In the entries below, how many lines hold the string "page"? Give only the number.
*** Record excerpts
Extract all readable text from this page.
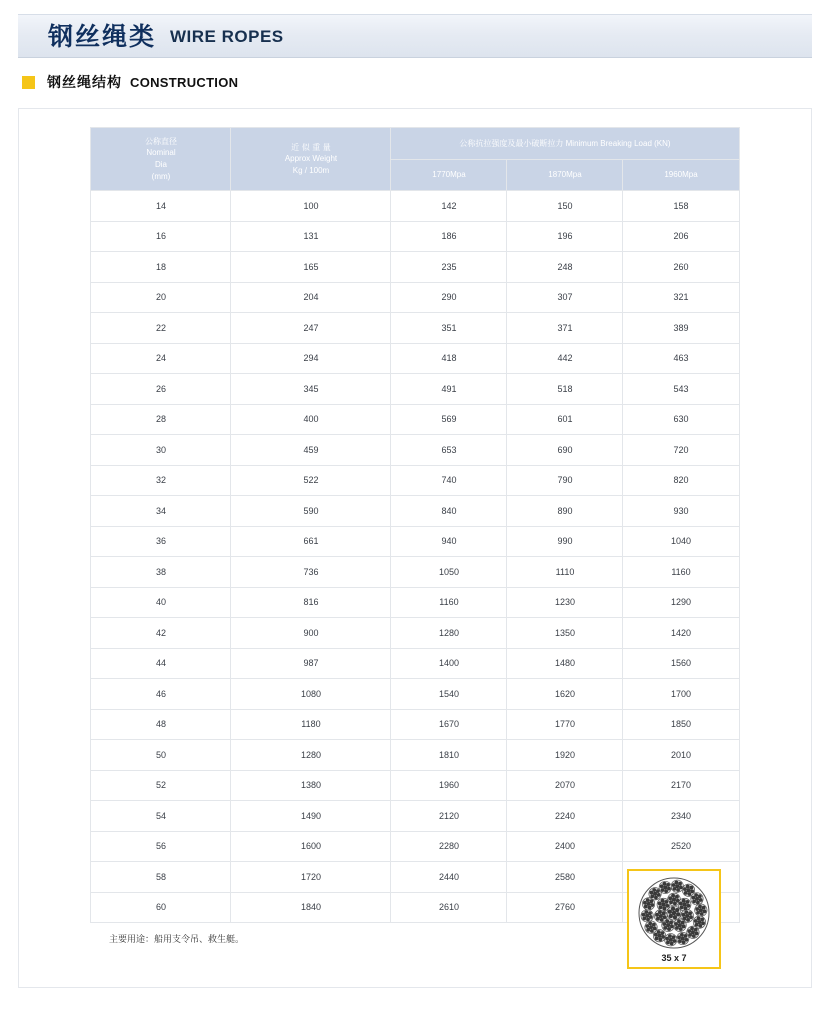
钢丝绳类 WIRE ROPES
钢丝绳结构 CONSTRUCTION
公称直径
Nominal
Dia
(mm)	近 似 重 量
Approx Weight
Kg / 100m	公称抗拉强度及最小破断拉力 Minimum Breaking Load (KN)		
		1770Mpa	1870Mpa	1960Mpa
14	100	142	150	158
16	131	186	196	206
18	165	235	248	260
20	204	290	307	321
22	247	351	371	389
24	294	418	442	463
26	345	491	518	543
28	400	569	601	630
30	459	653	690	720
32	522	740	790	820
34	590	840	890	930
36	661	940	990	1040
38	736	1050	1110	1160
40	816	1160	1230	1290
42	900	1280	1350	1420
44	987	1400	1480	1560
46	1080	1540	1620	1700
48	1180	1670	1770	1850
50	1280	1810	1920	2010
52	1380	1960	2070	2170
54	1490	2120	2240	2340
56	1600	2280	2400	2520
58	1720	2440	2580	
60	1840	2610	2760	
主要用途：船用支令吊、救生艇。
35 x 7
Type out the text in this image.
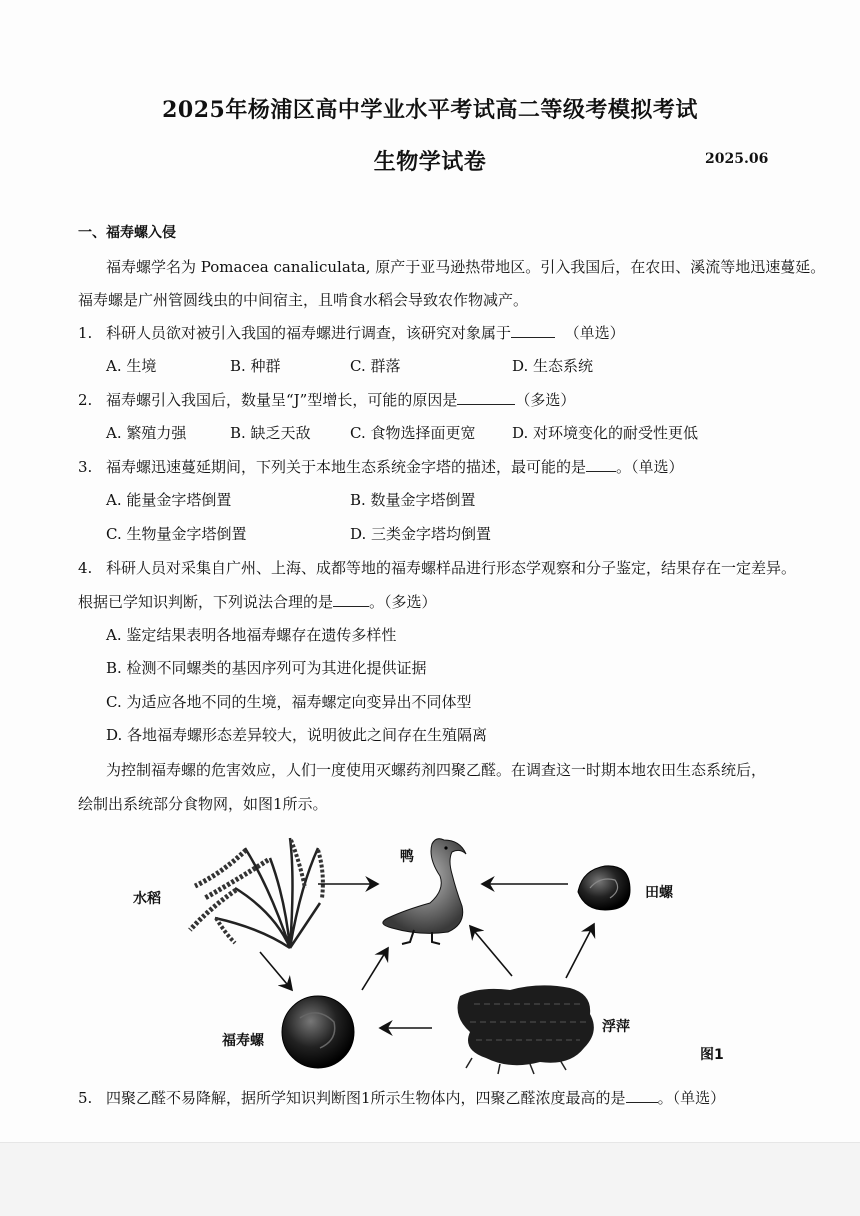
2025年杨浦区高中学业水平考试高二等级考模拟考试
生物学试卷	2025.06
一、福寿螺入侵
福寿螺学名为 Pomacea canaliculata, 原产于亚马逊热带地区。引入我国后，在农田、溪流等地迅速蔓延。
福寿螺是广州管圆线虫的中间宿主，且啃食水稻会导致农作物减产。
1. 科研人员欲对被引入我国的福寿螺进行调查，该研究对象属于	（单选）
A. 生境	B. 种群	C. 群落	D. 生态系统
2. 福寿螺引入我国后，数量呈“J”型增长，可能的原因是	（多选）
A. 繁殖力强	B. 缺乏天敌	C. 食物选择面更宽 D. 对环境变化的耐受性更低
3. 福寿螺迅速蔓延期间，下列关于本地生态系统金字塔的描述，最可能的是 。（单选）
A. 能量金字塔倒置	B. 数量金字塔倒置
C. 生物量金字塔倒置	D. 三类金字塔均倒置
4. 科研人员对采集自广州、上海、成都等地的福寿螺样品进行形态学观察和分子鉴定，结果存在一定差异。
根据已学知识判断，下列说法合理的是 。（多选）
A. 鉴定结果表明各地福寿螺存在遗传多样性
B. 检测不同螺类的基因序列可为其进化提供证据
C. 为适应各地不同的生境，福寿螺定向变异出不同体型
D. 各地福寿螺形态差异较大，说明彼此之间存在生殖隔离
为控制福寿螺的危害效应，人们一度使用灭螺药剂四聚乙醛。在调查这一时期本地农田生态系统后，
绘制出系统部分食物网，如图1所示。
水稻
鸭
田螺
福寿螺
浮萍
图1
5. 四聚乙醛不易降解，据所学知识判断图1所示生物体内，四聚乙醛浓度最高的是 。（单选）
******
*** Record excerpts
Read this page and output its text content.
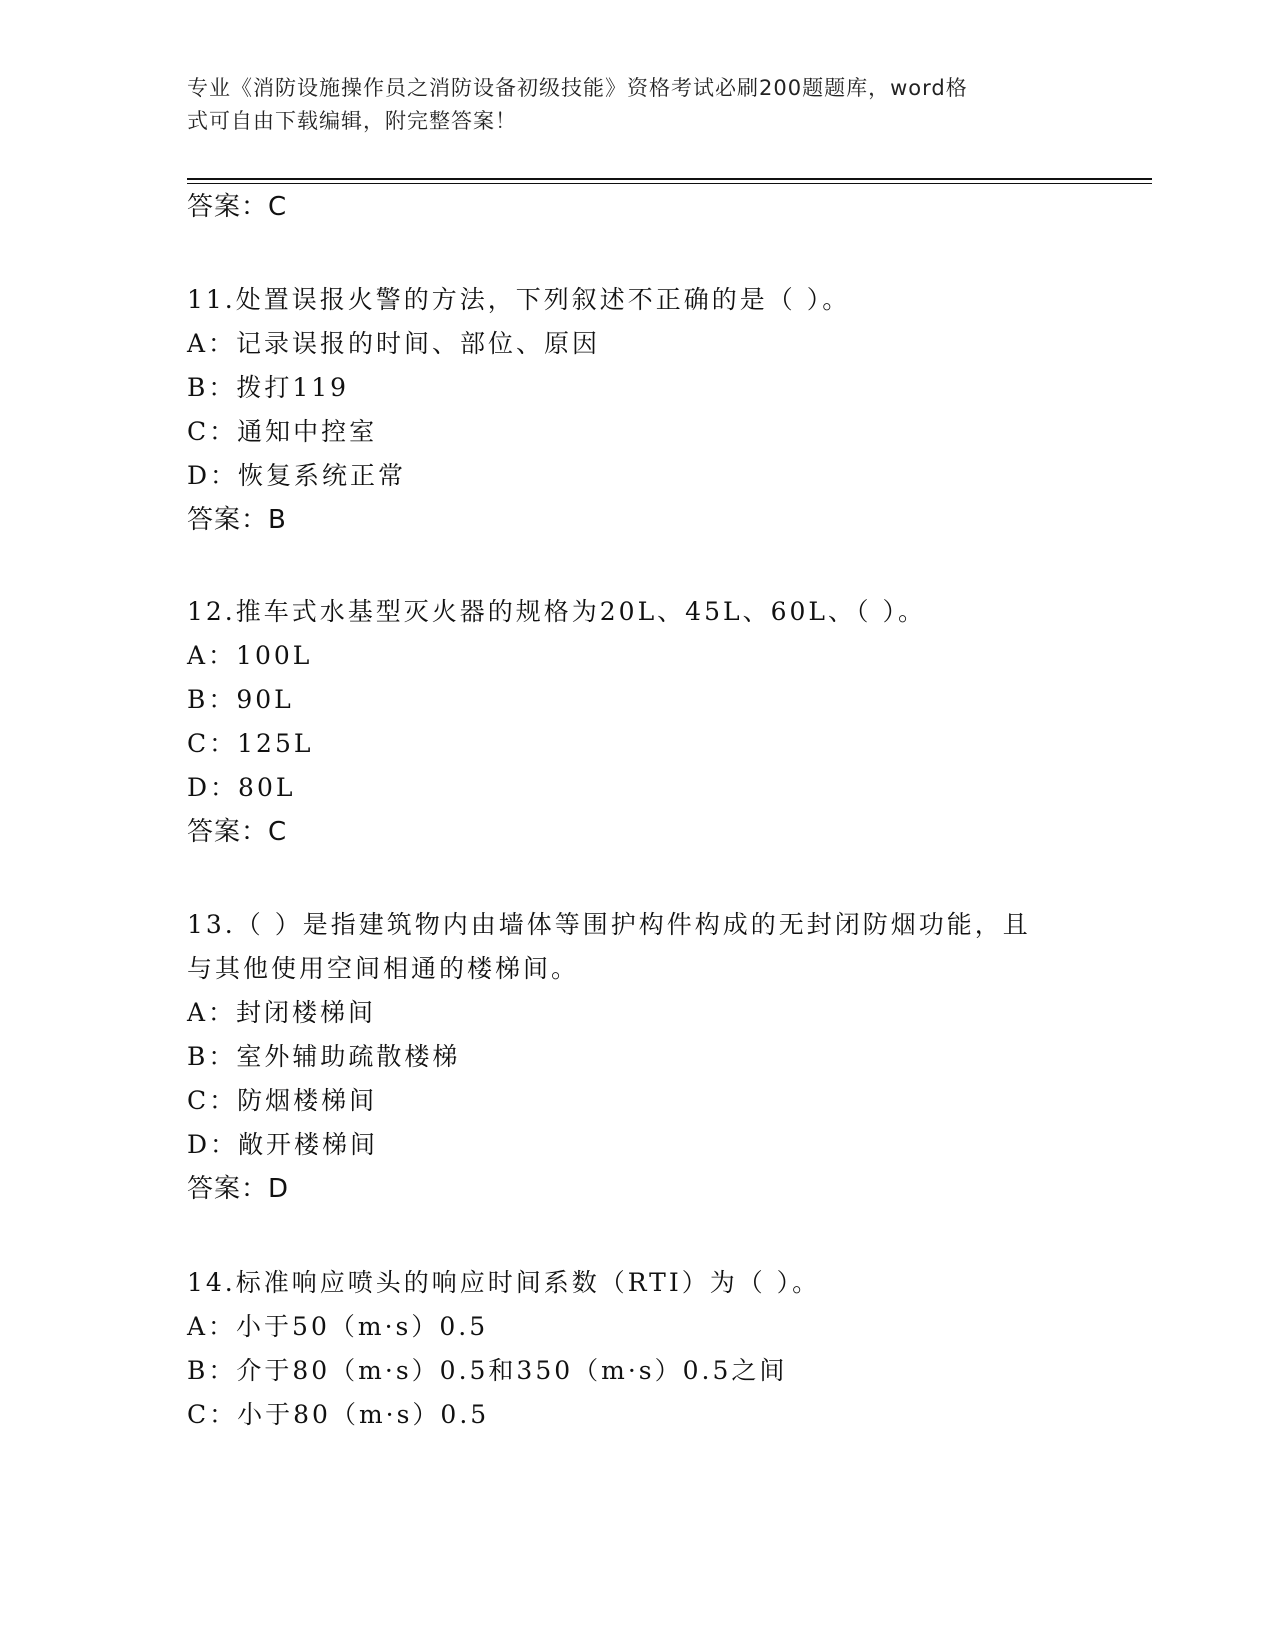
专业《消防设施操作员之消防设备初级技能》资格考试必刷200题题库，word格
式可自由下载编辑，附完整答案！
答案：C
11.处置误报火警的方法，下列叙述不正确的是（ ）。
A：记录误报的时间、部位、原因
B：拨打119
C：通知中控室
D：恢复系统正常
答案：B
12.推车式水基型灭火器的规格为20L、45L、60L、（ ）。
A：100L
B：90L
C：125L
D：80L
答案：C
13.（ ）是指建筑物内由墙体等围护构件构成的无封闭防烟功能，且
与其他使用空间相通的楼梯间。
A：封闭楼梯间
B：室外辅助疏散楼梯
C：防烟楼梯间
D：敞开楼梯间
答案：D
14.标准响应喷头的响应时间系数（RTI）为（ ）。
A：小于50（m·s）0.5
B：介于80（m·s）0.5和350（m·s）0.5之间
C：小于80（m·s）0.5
******
Reply to the exercise:
2